Exercise aim: Find every line of the listing below where "công" appears, and copy it.
+ + +
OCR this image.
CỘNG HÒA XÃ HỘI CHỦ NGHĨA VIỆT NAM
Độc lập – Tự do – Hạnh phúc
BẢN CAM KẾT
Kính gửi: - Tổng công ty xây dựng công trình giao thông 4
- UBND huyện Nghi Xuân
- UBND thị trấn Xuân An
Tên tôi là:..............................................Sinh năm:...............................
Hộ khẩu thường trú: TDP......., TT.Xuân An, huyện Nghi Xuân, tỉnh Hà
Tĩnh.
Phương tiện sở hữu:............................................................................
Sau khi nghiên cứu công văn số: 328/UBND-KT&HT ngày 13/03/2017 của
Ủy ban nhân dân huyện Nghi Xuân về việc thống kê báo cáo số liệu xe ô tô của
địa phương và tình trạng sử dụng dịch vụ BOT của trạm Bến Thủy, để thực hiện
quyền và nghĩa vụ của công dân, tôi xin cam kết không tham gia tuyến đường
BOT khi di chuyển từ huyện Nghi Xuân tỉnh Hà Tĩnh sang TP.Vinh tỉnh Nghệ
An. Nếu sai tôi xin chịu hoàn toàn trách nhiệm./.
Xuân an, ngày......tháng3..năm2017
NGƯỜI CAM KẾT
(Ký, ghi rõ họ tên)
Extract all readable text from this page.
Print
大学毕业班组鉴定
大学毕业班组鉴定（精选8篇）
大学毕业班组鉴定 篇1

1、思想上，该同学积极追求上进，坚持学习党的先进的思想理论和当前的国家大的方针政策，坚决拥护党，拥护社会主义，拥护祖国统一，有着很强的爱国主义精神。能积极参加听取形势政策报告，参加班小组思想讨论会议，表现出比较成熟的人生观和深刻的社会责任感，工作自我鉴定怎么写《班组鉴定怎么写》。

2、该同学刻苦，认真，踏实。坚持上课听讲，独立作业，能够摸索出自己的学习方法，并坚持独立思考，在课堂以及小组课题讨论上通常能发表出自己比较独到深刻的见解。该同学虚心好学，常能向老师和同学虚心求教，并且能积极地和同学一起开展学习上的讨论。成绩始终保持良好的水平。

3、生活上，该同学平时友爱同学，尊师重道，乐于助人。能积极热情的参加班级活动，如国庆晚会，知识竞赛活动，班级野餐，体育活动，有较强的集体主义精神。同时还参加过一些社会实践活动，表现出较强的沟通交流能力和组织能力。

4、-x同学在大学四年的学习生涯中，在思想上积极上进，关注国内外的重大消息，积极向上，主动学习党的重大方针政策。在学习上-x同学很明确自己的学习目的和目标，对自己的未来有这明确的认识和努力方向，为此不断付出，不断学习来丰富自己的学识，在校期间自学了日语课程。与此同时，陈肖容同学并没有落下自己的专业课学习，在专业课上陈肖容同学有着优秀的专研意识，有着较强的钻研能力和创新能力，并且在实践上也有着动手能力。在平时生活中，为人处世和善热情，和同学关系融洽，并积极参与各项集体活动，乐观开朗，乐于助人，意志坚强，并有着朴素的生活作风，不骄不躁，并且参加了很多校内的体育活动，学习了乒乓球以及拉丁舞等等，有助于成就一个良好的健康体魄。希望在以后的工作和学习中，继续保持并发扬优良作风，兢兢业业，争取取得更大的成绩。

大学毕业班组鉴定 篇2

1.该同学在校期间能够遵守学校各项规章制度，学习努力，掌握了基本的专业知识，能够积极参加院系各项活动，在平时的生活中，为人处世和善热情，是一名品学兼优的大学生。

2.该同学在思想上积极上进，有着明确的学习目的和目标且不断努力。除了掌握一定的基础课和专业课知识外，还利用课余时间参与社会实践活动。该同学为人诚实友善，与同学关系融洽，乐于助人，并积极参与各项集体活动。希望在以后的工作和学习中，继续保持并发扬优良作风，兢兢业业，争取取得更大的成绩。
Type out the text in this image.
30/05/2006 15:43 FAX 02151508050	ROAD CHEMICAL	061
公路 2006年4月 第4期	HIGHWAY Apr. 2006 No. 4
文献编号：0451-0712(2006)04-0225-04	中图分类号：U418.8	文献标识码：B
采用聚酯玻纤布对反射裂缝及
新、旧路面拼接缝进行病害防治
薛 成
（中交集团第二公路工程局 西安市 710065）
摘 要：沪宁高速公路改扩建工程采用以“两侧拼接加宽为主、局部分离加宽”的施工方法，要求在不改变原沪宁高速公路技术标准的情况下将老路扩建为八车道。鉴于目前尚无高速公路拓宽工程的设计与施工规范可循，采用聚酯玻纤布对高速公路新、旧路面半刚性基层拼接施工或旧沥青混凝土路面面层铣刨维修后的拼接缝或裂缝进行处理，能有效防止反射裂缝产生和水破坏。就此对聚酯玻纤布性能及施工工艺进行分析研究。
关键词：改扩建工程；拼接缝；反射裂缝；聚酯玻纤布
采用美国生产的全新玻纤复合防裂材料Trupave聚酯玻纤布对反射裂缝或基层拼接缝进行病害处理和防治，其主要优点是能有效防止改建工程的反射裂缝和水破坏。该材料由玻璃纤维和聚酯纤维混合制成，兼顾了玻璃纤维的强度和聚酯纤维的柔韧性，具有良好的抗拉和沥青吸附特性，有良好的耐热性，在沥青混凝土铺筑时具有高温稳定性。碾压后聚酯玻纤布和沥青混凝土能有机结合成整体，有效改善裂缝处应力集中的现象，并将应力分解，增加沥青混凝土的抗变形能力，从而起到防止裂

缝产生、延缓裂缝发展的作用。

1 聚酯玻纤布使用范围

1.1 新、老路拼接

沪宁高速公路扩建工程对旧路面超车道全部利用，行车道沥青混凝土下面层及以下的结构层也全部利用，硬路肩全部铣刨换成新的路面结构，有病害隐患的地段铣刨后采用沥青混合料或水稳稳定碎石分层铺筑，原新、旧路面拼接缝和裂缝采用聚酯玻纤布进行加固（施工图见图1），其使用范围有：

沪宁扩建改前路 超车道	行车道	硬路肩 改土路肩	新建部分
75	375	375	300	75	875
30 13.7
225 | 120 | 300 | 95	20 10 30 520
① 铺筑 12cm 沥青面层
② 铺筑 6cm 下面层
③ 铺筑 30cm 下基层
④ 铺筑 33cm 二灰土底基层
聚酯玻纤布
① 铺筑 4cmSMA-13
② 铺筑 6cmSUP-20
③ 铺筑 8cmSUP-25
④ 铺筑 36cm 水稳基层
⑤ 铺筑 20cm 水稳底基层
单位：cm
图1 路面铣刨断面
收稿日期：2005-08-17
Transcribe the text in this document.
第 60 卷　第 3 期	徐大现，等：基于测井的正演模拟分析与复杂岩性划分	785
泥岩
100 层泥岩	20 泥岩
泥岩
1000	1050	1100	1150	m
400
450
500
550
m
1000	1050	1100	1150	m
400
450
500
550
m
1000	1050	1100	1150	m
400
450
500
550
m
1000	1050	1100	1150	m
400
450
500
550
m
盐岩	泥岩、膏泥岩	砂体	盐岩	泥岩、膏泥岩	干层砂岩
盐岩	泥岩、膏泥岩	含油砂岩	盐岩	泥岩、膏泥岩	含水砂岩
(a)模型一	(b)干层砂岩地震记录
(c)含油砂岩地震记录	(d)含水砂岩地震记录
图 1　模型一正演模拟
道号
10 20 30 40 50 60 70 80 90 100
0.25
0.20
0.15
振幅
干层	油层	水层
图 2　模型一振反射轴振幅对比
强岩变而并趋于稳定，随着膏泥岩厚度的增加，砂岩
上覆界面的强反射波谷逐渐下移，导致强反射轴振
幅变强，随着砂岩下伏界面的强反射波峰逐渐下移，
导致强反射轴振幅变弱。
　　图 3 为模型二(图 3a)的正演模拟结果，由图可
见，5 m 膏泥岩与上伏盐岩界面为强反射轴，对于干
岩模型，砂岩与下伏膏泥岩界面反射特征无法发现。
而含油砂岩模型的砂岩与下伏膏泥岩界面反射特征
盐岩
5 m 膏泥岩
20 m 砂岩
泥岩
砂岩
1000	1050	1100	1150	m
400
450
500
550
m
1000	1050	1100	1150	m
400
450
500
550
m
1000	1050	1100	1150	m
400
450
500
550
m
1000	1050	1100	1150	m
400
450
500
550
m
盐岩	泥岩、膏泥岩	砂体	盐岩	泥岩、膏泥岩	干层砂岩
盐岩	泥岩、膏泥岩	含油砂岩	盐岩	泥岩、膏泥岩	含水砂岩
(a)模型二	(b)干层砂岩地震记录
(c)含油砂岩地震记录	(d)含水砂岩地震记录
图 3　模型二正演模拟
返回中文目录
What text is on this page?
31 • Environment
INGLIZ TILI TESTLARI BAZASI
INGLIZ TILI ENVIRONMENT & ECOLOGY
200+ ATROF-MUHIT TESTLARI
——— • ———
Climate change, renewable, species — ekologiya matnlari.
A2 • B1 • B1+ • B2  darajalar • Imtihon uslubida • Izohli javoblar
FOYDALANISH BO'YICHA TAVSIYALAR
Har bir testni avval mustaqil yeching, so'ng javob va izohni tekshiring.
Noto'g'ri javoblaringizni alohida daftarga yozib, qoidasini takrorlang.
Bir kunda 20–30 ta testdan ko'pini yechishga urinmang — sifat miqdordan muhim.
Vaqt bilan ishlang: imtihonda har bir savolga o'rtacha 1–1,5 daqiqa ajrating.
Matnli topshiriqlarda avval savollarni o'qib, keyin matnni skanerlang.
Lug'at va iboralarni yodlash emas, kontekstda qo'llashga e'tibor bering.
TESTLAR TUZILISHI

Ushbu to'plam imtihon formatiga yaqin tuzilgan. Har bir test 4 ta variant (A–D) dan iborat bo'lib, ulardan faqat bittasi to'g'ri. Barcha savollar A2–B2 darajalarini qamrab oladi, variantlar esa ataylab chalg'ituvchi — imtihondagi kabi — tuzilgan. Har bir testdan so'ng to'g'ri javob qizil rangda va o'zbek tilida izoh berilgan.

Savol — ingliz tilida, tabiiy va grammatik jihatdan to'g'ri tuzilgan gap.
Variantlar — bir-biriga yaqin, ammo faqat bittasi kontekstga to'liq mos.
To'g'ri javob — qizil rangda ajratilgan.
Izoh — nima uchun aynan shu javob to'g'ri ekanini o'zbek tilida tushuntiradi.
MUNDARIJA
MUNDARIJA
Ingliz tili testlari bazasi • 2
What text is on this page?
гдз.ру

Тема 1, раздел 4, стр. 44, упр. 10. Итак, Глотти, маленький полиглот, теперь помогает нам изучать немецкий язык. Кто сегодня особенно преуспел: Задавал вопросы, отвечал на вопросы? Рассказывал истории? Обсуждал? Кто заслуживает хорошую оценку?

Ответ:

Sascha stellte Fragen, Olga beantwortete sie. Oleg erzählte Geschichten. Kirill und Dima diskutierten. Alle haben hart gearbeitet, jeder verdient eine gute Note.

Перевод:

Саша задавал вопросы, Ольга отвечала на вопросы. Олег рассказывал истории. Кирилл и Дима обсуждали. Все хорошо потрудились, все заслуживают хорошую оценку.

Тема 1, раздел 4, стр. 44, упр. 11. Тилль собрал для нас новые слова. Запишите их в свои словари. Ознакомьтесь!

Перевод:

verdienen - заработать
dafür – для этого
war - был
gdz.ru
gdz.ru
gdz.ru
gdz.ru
+ + +
Correct output:
Kính gửi: - Tổng công ty xây dựng công trình giao thông 4
Sau khi nghiên cứu công văn số: 328/UBND-KT&HT ngày 13/03/2017 của
quyền và nghĩa vụ của công dân, tôi xin cam kết không tham gia tuyến đường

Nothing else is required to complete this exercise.